Top of Extracted text

Is moving a QuickBooks file always non-covered? #
No. A simple QuickBooks Desktop company file move from one supported server share to another may be handled as standard IT infrastructure work when no application upgrade, database conversion, vendor tools, repair, licensing issue, or specialized validation is required. However, if the work involves QuickBooks Database Server Manager, application repair, licensing, activation, version upgrades, database services, data conversion, vendor-specific errors, or specialized validation, vendor support or a separate project scope may be required. The difference is whether we are moving a business file on supported infrastructure or performing specialized application work.
Should line-of-business applications be moved often? #
No. Line-of-business application moves should not be a frequent or routine activity. In a healthy environment, many server-based application moves should align with planned lifecycle events, such as Windows Server replacement cycles. If the same application needs to be moved repeatedly, EasyITGuys may recommend a root cause review. Repeated moves can be a sign of unstable servers, unsupported software, poor vendor planning, incomplete prior migrations, storage issues, performance issues, technical debt, or a larger business process problem. The goal is to solve the real issue instead of repeatedly moving the same problem from one system to another.

Bottom of Extracted text
Top of Information

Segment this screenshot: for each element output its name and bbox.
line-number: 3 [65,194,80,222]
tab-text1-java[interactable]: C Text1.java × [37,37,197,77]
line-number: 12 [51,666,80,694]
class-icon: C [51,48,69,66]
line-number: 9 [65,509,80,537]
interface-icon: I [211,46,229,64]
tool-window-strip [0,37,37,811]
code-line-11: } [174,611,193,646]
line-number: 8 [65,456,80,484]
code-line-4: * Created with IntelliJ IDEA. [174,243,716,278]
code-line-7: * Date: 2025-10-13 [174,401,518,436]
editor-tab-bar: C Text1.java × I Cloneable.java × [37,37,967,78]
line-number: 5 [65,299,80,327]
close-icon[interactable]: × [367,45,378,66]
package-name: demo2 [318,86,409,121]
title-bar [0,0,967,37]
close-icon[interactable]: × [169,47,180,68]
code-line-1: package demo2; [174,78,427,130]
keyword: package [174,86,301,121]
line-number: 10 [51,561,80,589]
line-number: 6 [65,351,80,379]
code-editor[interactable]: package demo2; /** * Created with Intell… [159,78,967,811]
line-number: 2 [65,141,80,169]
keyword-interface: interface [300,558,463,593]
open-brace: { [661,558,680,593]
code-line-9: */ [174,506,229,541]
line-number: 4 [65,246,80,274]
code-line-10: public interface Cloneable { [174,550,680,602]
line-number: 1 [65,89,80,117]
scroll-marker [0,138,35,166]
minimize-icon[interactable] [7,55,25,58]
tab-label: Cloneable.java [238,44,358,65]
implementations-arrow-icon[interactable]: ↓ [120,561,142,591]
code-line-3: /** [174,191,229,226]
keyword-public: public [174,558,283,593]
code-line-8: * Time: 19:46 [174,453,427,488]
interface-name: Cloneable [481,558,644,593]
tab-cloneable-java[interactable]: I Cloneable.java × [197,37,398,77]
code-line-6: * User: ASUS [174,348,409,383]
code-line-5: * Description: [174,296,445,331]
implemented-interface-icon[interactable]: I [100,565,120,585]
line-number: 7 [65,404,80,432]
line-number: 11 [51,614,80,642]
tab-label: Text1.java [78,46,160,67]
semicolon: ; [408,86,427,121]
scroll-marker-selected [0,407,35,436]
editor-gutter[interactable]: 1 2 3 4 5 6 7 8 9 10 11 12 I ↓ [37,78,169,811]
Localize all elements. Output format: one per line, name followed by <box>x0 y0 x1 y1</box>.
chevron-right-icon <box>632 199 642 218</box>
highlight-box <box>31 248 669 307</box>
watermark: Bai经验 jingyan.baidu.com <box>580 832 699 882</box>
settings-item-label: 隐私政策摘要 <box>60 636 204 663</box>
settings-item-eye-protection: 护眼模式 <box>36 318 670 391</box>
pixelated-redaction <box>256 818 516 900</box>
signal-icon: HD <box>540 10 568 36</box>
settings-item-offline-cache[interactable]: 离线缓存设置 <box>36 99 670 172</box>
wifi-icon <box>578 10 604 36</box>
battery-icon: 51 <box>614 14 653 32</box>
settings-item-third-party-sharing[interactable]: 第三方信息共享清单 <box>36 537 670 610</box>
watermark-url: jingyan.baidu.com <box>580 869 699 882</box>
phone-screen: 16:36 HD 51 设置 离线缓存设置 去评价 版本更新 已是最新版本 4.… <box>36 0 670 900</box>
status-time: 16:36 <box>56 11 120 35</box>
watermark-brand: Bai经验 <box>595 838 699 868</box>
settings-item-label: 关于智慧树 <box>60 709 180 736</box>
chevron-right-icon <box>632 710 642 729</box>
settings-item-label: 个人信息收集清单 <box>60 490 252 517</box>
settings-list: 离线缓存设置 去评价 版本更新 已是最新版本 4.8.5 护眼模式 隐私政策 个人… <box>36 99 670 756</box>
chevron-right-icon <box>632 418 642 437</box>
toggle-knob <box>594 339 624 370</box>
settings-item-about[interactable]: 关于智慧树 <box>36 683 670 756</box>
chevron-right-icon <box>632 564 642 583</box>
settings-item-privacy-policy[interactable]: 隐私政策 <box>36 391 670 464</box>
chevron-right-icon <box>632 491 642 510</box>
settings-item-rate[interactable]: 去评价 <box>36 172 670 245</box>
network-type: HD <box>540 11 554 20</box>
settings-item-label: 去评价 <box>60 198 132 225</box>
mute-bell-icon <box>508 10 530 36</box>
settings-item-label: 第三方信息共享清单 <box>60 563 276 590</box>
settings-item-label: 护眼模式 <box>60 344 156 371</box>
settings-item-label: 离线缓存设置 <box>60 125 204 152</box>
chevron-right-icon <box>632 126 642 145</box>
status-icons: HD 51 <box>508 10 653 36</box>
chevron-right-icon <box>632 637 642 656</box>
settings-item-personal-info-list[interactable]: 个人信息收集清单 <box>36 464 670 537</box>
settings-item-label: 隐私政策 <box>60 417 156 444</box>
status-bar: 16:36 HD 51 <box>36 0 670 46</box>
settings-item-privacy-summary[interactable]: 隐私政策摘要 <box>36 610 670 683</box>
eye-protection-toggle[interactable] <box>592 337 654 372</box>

Bottom of Information

◆ Study questions ◆
(1) Reproduce a passage of the application-move FAQ verbatim, starting at the words "Is moving a" and stopping after the words "specialized application work.".
(2) According to the application-move FAQ, why may EasyITGuys recommend a root cause review when the same application needs to be moved repeatedly?
The records come from a different source than the application-move FAQ.

◆ Outputs in order ◆
(1)
Is moving a QuickBooks file always non-covered? #
No. A simple QuickBooks Desktop company file move from one supported server share to another may be handled as standard IT infrastructure work when no application upgrade, database conversion, vendor tools, repair, licensing issue, or specialized validation is required. However, if the work involves QuickBooks Database Server Manager, application repair, licensing, activation, version upgrades, database services, data conversion, vendor-specific errors, or specialized validation, vendor support or a separate project scope may be required. The difference is whether we are moving a business file on supported infrastructure or performing specialized application work.

(2) Repeated moves can signal unstable servers, unsupported software, poor vendor planning, incomplete prior migrations, storage or performance issues, technical debt, or a larger business process problem. The review aims to solve that real issue instead of moving the same problem from one system to another.